GOAL: Print out the entries below with no edits.

-- Begin EXERCISE MATERIALS --

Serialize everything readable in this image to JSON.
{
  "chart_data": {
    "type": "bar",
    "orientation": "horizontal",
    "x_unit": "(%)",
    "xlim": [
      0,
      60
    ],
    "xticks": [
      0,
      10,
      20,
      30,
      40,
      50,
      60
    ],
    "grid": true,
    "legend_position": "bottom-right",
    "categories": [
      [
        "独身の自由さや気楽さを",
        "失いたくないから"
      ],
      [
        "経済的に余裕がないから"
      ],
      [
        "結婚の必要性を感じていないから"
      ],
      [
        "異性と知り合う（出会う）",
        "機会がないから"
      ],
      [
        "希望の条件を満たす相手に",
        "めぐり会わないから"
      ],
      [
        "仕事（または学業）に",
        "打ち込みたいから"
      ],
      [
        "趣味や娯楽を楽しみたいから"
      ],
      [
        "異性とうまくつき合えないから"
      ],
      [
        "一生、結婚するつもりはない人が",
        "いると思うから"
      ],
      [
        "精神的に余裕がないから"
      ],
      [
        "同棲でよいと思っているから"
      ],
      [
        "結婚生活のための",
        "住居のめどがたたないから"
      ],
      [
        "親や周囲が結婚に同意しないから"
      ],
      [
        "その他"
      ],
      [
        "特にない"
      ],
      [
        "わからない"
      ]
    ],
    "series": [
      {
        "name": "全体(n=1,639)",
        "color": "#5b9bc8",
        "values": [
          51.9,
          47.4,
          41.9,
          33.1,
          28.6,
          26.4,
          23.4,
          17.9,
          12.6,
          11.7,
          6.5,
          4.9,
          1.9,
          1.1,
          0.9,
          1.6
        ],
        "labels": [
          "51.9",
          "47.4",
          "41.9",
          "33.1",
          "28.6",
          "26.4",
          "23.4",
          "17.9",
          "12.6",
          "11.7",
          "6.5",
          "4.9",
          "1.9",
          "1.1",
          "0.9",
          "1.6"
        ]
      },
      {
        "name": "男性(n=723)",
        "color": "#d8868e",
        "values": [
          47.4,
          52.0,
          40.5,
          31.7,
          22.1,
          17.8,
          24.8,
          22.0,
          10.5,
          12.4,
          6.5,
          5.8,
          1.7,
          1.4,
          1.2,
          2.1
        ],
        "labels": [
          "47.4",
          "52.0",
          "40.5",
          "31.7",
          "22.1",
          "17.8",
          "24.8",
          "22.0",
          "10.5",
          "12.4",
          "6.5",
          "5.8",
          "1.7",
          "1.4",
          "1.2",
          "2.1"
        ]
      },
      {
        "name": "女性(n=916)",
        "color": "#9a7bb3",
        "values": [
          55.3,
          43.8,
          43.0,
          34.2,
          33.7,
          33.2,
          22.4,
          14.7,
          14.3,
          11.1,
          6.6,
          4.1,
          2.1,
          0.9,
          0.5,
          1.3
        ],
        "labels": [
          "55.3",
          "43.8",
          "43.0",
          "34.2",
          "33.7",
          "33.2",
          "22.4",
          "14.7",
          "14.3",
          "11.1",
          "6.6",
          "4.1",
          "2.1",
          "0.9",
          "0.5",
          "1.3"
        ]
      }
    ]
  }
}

-- End EXERCISE MATERIALS --

ANSWER:
Serialize everything readable in this image to JSON.
{
  "chart_data": {
    "type": "bar",
    "orientation": "horizontal",
    "x_unit": "(%)",
    "xlim": [
      0,
      60
    ],
    "xticks": [
      0,
      10,
      20,
      30,
      40,
      50,
      60
    ],
    "grid": true,
    "legend_position": "bottom-right",
    "categories": [
      [
        "独身の自由さや気楽さを",
        "失いたくないから"
      ],
      [
        "経済的に余裕がないから"
      ],
      [
        "結婚の必要性を感じていないから"
      ],
      [
        "異性と知り合う（出会う）",
        "機会がないから"
      ],
      [
        "希望の条件を満たす相手に",
        "めぐり会わないから"
      ],
      [
        "仕事（または学業）に",
        "打ち込みたいから"
      ],
      [
        "趣味や娯楽を楽しみたいから"
      ],
      [
        "異性とうまくつき合えないから"
      ],
      [
        "一生、結婚するつもりはない人が",
        "いると思うから"
      ],
      [
        "精神的に余裕がないから"
      ],
      [
        "同棲でよいと思っているから"
      ],
      [
        "結婚生活のための",
        "住居のめどがたたないから"
      ],
      [
        "親や周囲が結婚に同意しないから"
      ],
      [
        "その他"
      ],
      [
        "特にない"
      ],
      [
        "わからない"
      ]
    ],
    "series": [
      {
        "name": "全体(n=1,639)",
        "color": "#5b9bc8",
        "values": [
          51.9,
          47.4,
          41.9,
          33.1,
          28.6,
          26.4,
          23.4,
          17.9,
          12.6,
          11.7,
          6.5,
          4.9,
          1.9,
          1.1,
          0.9,
          1.6
        ],
        "labels": [
          "51.9",
          "47.4",
          "41.9",
          "33.1",
          "28.6",
          "26.4",
          "23.4",
          "17.9",
          "12.6",
          "11.7",
          "6.5",
          "4.9",
          "1.9",
          "1.1",
          "0.9",
          "1.6"
        ]
      },
      {
        "name": "男性(n=723)",
        "color": "#d8868e",
        "values": [
          47.4,
          52.0,
          40.5,
          31.7,
          22.1,
          17.8,
          24.8,
          22.0,
          10.5,
          12.4,
          6.5,
          5.8,
          1.7,
          1.4,
          1.2,
          2.1
        ],
        "labels": [
          "47.4",
          "52.0",
          "40.5",
          "31.7",
          "22.1",
          "17.8",
          "24.8",
          "22.0",
          "10.5",
          "12.4",
          "6.5",
          "5.8",
          "1.7",
          "1.4",
          "1.2",
          "2.1"
        ]
      },
      {
        "name": "女性(n=916)",
        "color": "#9a7bb3",
        "values": [
          55.3,
          43.8,
          43.0,
          34.2,
          33.7,
          33.2,
          22.4,
          14.7,
          14.3,
          11.1,
          6.6,
          4.1,
          2.1,
          0.9,
          0.5,
          1.3
        ],
        "labels": [
          "55.3",
          "43.8",
          "43.0",
          "34.2",
          "33.7",
          "33.2",
          "22.4",
          "14.7",
          "14.3",
          "11.1",
          "6.6",
          "4.1",
          "2.1",
          "0.9",
          "0.5",
          "1.3"
        ]
      }
    ]
  }
}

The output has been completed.